## EXERCISE DESCRIPTION
Would you quote the material below in full and unchanged?

## Rows from a figure dataset
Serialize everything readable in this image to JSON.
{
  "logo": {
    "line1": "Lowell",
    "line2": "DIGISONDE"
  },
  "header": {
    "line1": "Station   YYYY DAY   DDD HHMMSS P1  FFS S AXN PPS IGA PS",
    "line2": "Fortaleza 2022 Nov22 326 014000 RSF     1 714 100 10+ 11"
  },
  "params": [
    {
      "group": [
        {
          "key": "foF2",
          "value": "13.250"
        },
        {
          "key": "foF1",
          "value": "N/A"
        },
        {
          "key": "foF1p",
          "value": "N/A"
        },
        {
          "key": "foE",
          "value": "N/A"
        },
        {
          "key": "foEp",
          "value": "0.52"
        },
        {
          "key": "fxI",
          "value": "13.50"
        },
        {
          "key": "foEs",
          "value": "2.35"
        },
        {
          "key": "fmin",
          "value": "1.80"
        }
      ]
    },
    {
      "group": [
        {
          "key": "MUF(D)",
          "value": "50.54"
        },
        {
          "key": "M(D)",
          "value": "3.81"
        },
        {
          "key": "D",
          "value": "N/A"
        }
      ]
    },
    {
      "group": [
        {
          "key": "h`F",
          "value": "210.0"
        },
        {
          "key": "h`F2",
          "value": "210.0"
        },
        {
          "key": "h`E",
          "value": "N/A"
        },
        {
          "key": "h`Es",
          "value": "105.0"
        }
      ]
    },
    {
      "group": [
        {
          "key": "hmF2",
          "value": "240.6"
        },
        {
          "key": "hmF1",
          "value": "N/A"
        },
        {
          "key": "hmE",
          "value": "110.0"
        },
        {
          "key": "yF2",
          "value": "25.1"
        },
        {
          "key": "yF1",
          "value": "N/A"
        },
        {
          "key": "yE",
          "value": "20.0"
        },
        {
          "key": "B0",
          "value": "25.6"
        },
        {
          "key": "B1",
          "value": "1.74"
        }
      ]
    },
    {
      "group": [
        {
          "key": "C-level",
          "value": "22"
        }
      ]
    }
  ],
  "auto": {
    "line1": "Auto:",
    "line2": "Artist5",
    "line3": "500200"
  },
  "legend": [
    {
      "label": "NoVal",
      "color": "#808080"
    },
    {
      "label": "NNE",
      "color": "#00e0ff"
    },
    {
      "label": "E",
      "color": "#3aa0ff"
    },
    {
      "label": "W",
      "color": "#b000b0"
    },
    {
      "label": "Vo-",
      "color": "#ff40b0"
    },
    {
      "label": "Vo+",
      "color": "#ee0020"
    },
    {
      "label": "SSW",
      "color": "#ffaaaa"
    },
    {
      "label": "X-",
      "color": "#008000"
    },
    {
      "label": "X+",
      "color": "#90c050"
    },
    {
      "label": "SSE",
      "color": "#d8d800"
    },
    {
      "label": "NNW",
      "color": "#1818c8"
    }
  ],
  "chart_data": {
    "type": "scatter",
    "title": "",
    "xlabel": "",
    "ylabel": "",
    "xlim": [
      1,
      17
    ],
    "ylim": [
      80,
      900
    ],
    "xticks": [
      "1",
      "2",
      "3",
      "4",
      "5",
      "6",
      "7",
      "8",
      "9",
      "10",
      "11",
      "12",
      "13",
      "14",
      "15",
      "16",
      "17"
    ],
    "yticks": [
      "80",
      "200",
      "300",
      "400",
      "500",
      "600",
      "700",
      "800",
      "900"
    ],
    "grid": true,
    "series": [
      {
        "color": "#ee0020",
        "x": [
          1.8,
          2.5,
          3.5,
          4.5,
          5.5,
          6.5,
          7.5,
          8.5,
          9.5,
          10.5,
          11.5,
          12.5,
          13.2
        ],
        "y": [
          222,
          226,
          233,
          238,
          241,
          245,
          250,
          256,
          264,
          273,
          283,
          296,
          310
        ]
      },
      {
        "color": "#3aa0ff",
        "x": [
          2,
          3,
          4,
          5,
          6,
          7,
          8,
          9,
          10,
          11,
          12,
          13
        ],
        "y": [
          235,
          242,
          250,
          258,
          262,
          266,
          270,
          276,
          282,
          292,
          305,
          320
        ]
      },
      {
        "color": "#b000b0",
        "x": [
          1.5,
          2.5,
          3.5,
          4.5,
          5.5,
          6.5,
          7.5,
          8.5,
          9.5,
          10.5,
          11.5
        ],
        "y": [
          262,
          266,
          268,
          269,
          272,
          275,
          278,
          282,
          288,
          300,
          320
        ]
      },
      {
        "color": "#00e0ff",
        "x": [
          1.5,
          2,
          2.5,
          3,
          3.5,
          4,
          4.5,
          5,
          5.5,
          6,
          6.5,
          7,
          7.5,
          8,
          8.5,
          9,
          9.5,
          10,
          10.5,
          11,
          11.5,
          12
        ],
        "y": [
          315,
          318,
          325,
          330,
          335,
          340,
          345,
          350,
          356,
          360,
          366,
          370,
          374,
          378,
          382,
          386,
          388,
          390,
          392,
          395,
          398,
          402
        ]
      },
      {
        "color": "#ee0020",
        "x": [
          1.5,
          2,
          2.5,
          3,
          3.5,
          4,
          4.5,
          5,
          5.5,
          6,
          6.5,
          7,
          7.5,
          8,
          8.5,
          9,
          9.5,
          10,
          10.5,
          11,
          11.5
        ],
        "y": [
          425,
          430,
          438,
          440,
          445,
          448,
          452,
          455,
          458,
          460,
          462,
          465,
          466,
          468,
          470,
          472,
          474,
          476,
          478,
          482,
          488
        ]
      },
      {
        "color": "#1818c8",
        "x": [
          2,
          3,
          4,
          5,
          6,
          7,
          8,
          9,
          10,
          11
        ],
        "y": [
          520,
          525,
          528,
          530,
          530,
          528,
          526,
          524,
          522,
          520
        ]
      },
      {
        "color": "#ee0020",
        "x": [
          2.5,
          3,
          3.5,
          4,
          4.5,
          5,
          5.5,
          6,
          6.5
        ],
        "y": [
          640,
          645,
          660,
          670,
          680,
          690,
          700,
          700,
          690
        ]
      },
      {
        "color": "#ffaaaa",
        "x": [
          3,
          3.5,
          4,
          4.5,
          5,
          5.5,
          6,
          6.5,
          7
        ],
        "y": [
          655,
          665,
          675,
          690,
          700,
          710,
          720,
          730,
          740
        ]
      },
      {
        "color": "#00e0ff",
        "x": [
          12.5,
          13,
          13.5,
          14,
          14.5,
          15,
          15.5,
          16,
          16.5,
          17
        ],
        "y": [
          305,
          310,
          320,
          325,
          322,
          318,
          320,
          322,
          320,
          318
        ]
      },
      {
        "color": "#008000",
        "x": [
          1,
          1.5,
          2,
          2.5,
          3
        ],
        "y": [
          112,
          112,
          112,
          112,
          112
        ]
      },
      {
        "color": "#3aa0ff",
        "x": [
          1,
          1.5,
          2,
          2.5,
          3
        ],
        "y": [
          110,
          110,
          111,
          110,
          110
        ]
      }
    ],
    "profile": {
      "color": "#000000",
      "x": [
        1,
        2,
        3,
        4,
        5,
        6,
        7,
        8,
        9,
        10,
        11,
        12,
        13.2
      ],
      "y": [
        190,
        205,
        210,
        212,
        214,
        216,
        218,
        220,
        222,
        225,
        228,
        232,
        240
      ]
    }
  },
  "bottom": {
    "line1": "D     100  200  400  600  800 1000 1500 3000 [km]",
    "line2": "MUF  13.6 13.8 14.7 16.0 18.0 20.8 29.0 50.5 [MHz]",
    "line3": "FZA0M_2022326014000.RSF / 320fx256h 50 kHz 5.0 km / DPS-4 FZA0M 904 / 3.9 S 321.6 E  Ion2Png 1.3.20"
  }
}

## EXERCISE OUTPUT
Serialize everything readable in this image to JSON.
{
  "logo": {
    "line1": "Lowell",
    "line2": "DIGISONDE"
  },
  "header": {
    "line1": "Station   YYYY DAY   DDD HHMMSS P1  FFS S AXN PPS IGA PS",
    "line2": "Fortaleza 2022 Nov22 326 014000 RSF     1 714 100 10+ 11"
  },
  "params": [
    {
      "group": [
        {
          "key": "foF2",
          "value": "13.250"
        },
        {
          "key": "foF1",
          "value": "N/A"
        },
        {
          "key": "foF1p",
          "value": "N/A"
        },
        {
          "key": "foE",
          "value": "N/A"
        },
        {
          "key": "foEp",
          "value": "0.52"
        },
        {
          "key": "fxI",
          "value": "13.50"
        },
        {
          "key": "foEs",
          "value": "2.35"
        },
        {
          "key": "fmin",
          "value": "1.80"
        }
      ]
    },
    {
      "group": [
        {
          "key": "MUF(D)",
          "value": "50.54"
        },
        {
          "key": "M(D)",
          "value": "3.81"
        },
        {
          "key": "D",
          "value": "N/A"
        }
      ]
    },
    {
      "group": [
        {
          "key": "h`F",
          "value": "210.0"
        },
        {
          "key": "h`F2",
          "value": "210.0"
        },
        {
          "key": "h`E",
          "value": "N/A"
        },
        {
          "key": "h`Es",
          "value": "105.0"
        }
      ]
    },
    {
      "group": [
        {
          "key": "hmF2",
          "value": "240.6"
        },
        {
          "key": "hmF1",
          "value": "N/A"
        },
        {
          "key": "hmE",
          "value": "110.0"
        },
        {
          "key": "yF2",
          "value": "25.1"
        },
        {
          "key": "yF1",
          "value": "N/A"
        },
        {
          "key": "yE",
          "value": "20.0"
        },
        {
          "key": "B0",
          "value": "25.6"
        },
        {
          "key": "B1",
          "value": "1.74"
        }
      ]
    },
    {
      "group": [
        {
          "key": "C-level",
          "value": "22"
        }
      ]
    }
  ],
  "auto": {
    "line1": "Auto:",
    "line2": "Artist5",
    "line3": "500200"
  },
  "legend": [
    {
      "label": "NoVal",
      "color": "#808080"
    },
    {
      "label": "NNE",
      "color": "#00e0ff"
    },
    {
      "label": "E",
      "color": "#3aa0ff"
    },
    {
      "label": "W",
      "color": "#b000b0"
    },
    {
      "label": "Vo-",
      "color": "#ff40b0"
    },
    {
      "label": "Vo+",
      "color": "#ee0020"
    },
    {
      "label": "SSW",
      "color": "#ffaaaa"
    },
    {
      "label": "X-",
      "color": "#008000"
    },
    {
      "label": "X+",
      "color": "#90c050"
    },
    {
      "label": "SSE",
      "color": "#d8d800"
    },
    {
      "label": "NNW",
      "color": "#1818c8"
    }
  ],
  "chart_data": {
    "type": "scatter",
    "title": "",
    "xlabel": "",
    "ylabel": "",
    "xlim": [
      1,
      17
    ],
    "ylim": [
      80,
      900
    ],
    "xticks": [
      "1",
      "2",
      "3",
      "4",
      "5",
      "6",
      "7",
      "8",
      "9",
      "10",
      "11",
      "12",
      "13",
      "14",
      "15",
      "16",
      "17"
    ],
    "yticks": [
      "80",
      "200",
      "300",
      "400",
      "500",
      "600",
      "700",
      "800",
      "900"
    ],
    "grid": true,
    "series": [
      {
        "color": "#ee0020",
        "x": [
          1.8,
          2.5,
          3.5,
          4.5,
          5.5,
          6.5,
          7.5,
          8.5,
          9.5,
          10.5,
          11.5,
          12.5,
          13.2
        ],
        "y": [
          222,
          226,
          233,
          238,
          241,
          245,
          250,
          256,
          264,
          273,
          283,
          296,
          310
        ]
      },
      {
        "color": "#3aa0ff",
        "x": [
          2,
          3,
          4,
          5,
          6,
          7,
          8,
          9,
          10,
          11,
          12,
          13
        ],
        "y": [
          235,
          242,
          250,
          258,
          262,
          266,
          270,
          276,
          282,
          292,
          305,
          320
        ]
      },
      {
        "color": "#b000b0",
        "x": [
          1.5,
          2.5,
          3.5,
          4.5,
          5.5,
          6.5,
          7.5,
          8.5,
          9.5,
          10.5,
          11.5
        ],
        "y": [
          262,
          266,
          268,
          269,
          272,
          275,
          278,
          282,
          288,
          300,
          320
        ]
      },
      {
        "color": "#00e0ff",
        "x": [
          1.5,
          2,
          2.5,
          3,
          3.5,
          4,
          4.5,
          5,
          5.5,
          6,
          6.5,
          7,
          7.5,
          8,
          8.5,
          9,
          9.5,
          10,
          10.5,
          11,
          11.5,
          12
        ],
        "y": [
          315,
          318,
          325,
          330,
          335,
          340,
          345,
          350,
          356,
          360,
          366,
          370,
          374,
          378,
          382,
          386,
          388,
          390,
          392,
          395,
          398,
          402
        ]
      },
      {
        "color": "#ee0020",
        "x": [
          1.5,
          2,
          2.5,
          3,
          3.5,
          4,
          4.5,
          5,
          5.5,
          6,
          6.5,
          7,
          7.5,
          8,
          8.5,
          9,
          9.5,
          10,
          10.5,
          11,
          11.5
        ],
        "y": [
          425,
          430,
          438,
          440,
          445,
          448,
          452,
          455,
          458,
          460,
          462,
          465,
          466,
          468,
          470,
          472,
          474,
          476,
          478,
          482,
          488
        ]
      },
      {
        "color": "#1818c8",
        "x": [
          2,
          3,
          4,
          5,
          6,
          7,
          8,
          9,
          10,
          11
        ],
        "y": [
          520,
          525,
          528,
          530,
          530,
          528,
          526,
          524,
          522,
          520
        ]
      },
      {
        "color": "#ee0020",
        "x": [
          2.5,
          3,
          3.5,
          4,
          4.5,
          5,
          5.5,
          6,
          6.5
        ],
        "y": [
          640,
          645,
          660,
          670,
          680,
          690,
          700,
          700,
          690
        ]
      },
      {
        "color": "#ffaaaa",
        "x": [
          3,
          3.5,
          4,
          4.5,
          5,
          5.5,
          6,
          6.5,
          7
        ],
        "y": [
          655,
          665,
          675,
          690,
          700,
          710,
          720,
          730,
          740
        ]
      },
      {
        "color": "#00e0ff",
        "x": [
          12.5,
          13,
          13.5,
          14,
          14.5,
          15,
          15.5,
          16,
          16.5,
          17
        ],
        "y": [
          305,
          310,
          320,
          325,
          322,
          318,
          320,
          322,
          320,
          318
        ]
      },
      {
        "color": "#008000",
        "x": [
          1,
          1.5,
          2,
          2.5,
          3
        ],
        "y": [
          112,
          112,
          112,
          112,
          112
        ]
      },
      {
        "color": "#3aa0ff",
        "x": [
          1,
          1.5,
          2,
          2.5,
          3
        ],
        "y": [
          110,
          110,
          111,
          110,
          110
        ]
      }
    ],
    "profile": {
      "color": "#000000",
      "x": [
        1,
        2,
        3,
        4,
        5,
        6,
        7,
        8,
        9,
        10,
        11,
        12,
        13.2
      ],
      "y": [
        190,
        205,
        210,
        212,
        214,
        216,
        218,
        220,
        222,
        225,
        228,
        232,
        240
      ]
    }
  },
  "bottom": {
    "line1": "D     100  200  400  600  800 1000 1500 3000 [km]",
    "line2": "MUF  13.6 13.8 14.7 16.0 18.0 20.8 29.0 50.5 [MHz]",
    "line3": "FZA0M_2022326014000.RSF / 320fx256h 50 kHz 5.0 km / DPS-4 FZA0M 904 / 3.9 S 321.6 E  Ion2Png 1.3.20"
  }
}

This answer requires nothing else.